Goal:
Using the data below, copy each line that includes the word "bash".
═════ Records ═════
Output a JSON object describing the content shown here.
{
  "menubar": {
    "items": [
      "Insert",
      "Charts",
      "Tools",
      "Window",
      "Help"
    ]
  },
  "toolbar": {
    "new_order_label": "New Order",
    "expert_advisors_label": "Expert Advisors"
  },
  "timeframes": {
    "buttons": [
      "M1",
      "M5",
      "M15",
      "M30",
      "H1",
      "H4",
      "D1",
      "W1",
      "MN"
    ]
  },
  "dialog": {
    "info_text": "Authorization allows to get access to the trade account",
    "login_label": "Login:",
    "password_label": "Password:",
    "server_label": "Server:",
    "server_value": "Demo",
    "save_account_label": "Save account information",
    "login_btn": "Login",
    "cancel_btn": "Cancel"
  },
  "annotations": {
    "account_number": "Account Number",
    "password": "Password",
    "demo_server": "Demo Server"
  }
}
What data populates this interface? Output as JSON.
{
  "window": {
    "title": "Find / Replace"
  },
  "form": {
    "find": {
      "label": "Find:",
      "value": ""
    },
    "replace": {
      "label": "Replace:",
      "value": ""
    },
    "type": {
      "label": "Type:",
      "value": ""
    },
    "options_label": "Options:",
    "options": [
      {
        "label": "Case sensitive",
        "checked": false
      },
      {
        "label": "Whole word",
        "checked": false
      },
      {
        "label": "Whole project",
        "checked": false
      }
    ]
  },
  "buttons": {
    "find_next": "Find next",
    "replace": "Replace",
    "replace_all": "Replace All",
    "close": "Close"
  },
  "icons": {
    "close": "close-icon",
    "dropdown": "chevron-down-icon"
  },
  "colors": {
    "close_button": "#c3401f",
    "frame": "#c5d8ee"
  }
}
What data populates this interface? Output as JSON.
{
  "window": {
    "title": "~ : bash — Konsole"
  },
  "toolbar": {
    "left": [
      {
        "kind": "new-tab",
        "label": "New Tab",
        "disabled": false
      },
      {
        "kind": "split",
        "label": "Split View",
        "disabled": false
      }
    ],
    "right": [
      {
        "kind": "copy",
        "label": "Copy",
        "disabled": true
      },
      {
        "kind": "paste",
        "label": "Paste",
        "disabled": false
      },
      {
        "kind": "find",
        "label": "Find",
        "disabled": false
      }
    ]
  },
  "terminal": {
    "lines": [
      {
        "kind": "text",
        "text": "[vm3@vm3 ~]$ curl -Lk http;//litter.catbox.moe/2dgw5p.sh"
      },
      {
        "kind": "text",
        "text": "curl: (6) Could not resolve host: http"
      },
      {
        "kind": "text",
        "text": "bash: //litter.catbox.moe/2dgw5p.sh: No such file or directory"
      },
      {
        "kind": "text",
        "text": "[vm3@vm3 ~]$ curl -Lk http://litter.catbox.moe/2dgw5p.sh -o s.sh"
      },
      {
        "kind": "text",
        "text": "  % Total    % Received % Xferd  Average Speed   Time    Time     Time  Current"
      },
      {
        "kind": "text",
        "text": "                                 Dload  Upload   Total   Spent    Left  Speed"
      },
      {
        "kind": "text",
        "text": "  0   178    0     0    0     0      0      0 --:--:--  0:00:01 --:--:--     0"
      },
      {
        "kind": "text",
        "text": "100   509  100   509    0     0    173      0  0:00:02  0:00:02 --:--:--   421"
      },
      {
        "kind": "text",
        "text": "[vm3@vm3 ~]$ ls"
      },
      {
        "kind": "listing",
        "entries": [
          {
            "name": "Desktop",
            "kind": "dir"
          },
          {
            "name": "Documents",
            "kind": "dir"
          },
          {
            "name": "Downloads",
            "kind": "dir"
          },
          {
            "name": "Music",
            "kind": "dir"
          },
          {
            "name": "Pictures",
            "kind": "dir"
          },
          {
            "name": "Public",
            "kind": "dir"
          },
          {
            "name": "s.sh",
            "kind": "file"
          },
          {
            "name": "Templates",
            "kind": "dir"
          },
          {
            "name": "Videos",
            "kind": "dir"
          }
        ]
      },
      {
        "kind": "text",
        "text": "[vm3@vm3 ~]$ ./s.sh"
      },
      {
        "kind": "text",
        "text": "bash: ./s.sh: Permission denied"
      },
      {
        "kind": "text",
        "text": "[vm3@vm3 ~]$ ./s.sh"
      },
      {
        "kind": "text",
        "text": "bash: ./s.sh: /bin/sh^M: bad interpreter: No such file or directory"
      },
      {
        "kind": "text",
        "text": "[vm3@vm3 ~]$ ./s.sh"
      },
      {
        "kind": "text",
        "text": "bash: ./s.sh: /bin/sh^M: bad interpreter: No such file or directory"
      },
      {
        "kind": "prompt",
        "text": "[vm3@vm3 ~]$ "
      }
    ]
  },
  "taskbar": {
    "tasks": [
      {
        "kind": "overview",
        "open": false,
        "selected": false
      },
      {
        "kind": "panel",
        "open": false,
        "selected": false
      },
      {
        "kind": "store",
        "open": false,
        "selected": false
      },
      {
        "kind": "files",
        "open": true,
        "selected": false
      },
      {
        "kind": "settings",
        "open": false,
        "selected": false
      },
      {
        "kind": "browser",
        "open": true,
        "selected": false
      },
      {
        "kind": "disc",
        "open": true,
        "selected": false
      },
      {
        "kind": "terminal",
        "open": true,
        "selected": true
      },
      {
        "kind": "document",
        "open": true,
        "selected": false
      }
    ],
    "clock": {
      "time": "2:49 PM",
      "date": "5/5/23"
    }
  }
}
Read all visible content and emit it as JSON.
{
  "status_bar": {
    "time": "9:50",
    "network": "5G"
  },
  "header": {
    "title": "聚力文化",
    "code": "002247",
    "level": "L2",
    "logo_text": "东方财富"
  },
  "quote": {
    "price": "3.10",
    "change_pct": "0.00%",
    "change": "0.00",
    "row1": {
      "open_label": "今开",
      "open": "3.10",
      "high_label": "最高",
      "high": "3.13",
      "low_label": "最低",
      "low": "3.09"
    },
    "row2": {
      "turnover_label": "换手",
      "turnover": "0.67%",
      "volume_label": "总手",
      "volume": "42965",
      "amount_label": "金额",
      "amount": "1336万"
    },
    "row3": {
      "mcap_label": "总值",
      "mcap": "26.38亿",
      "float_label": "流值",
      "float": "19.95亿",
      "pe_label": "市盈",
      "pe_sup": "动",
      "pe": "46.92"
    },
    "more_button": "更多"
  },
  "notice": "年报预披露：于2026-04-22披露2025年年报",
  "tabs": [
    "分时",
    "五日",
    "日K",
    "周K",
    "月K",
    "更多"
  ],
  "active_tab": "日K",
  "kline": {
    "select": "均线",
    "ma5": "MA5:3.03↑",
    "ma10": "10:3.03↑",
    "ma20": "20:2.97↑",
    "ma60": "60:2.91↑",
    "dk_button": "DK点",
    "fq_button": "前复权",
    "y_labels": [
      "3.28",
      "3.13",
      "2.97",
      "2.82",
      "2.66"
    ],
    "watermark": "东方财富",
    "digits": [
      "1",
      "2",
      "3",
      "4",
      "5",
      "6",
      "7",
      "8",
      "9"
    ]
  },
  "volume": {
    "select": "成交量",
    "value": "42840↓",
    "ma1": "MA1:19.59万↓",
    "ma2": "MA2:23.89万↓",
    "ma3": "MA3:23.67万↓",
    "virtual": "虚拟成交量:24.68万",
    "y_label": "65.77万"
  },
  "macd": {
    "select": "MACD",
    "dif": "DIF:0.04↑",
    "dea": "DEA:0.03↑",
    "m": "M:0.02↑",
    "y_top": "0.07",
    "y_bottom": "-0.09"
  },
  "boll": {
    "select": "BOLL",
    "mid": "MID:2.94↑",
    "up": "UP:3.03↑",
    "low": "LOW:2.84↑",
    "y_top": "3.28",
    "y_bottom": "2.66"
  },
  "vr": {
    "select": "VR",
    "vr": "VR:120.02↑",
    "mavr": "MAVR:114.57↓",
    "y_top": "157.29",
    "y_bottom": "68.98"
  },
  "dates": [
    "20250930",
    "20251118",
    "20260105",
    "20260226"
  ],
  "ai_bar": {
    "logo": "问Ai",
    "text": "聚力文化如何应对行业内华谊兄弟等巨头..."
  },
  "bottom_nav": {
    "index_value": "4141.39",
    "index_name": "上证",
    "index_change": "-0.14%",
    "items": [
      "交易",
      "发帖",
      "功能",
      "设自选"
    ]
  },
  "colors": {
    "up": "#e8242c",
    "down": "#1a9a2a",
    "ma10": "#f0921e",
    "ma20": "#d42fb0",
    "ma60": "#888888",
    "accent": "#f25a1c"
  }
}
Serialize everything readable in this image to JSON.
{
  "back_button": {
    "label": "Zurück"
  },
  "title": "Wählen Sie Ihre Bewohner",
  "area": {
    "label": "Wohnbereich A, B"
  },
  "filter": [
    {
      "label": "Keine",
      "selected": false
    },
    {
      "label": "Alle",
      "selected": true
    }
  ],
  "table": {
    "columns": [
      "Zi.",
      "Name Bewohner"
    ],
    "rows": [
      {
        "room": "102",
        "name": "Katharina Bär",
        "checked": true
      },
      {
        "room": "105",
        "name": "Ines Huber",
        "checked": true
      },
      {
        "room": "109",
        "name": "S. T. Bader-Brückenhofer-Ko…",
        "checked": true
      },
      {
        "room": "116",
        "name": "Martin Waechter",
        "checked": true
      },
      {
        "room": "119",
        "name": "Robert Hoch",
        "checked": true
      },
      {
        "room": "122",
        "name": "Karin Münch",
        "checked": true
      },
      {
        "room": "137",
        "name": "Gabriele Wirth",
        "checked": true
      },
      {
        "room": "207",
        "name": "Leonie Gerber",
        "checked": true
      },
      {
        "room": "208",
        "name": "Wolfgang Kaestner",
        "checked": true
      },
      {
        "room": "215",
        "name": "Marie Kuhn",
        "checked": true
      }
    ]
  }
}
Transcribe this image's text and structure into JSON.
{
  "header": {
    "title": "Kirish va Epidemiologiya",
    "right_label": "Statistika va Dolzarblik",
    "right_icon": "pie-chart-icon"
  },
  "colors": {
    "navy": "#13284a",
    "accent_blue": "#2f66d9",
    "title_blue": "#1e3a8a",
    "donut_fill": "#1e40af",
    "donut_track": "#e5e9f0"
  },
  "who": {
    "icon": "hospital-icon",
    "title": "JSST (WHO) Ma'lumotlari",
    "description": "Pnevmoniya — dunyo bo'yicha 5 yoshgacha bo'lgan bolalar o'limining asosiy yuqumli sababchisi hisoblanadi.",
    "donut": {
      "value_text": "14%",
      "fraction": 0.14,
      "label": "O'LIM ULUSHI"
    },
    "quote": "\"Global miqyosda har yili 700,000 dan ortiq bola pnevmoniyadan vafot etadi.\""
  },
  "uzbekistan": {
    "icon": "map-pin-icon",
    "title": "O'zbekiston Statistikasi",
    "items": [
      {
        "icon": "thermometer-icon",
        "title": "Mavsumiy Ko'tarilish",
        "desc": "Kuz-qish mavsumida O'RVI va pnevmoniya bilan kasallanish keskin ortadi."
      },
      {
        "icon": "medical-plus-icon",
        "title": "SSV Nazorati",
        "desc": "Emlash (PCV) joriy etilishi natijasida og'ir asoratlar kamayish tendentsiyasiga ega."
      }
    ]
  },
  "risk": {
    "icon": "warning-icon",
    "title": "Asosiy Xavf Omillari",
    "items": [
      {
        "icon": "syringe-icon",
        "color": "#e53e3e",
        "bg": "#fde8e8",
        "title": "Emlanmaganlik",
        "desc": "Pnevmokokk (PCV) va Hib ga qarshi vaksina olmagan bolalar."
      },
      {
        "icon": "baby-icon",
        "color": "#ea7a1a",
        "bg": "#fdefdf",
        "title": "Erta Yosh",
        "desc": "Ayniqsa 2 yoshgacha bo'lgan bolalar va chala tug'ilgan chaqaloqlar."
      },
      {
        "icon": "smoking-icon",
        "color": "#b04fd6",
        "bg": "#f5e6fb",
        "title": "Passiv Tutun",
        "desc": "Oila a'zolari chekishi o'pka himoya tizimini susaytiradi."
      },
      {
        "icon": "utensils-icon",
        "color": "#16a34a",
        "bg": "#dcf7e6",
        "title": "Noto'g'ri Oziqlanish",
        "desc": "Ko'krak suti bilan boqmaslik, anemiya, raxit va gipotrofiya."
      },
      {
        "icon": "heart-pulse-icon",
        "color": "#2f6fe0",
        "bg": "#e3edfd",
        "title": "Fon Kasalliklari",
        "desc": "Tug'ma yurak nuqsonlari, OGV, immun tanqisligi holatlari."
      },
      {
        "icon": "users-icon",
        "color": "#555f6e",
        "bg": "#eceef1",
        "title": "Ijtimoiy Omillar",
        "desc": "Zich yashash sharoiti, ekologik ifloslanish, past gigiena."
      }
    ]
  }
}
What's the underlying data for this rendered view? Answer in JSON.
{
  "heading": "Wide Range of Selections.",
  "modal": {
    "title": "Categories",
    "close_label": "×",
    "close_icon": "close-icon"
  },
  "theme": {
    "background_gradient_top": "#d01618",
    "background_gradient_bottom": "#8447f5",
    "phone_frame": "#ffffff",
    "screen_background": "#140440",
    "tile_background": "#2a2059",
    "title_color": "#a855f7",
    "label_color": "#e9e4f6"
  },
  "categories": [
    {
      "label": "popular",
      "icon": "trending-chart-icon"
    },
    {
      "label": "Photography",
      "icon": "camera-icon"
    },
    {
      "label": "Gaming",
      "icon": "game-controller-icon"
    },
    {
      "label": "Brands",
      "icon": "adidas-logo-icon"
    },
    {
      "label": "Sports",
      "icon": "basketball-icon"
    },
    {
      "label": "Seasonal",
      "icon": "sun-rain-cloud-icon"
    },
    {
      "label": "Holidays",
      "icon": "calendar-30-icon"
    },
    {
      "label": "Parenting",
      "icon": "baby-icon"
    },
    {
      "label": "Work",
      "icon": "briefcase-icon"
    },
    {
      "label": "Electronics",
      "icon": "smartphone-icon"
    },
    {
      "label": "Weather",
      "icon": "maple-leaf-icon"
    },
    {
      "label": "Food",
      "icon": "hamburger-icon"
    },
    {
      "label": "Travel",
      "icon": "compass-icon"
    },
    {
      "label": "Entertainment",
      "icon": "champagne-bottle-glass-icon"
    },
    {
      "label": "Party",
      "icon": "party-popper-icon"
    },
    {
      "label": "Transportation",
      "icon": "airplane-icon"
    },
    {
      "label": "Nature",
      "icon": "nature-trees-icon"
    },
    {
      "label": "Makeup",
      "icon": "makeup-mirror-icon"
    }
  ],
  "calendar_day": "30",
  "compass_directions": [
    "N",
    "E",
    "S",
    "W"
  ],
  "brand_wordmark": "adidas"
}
═════
Answer below:
    "title": "~ : bash — Konsole"
        "text": "bash: //litter.catbox.moe/2dgw5p.sh: No such file or directory"
        "text": "bash: ./s.sh: Permission denied"
        "text": "bash: ./s.sh: /bin/sh^M: bad interpreter: No such file or directory"
        "text": "bash: ./s.sh: /bin/sh^M: bad interpreter: No such file or directory"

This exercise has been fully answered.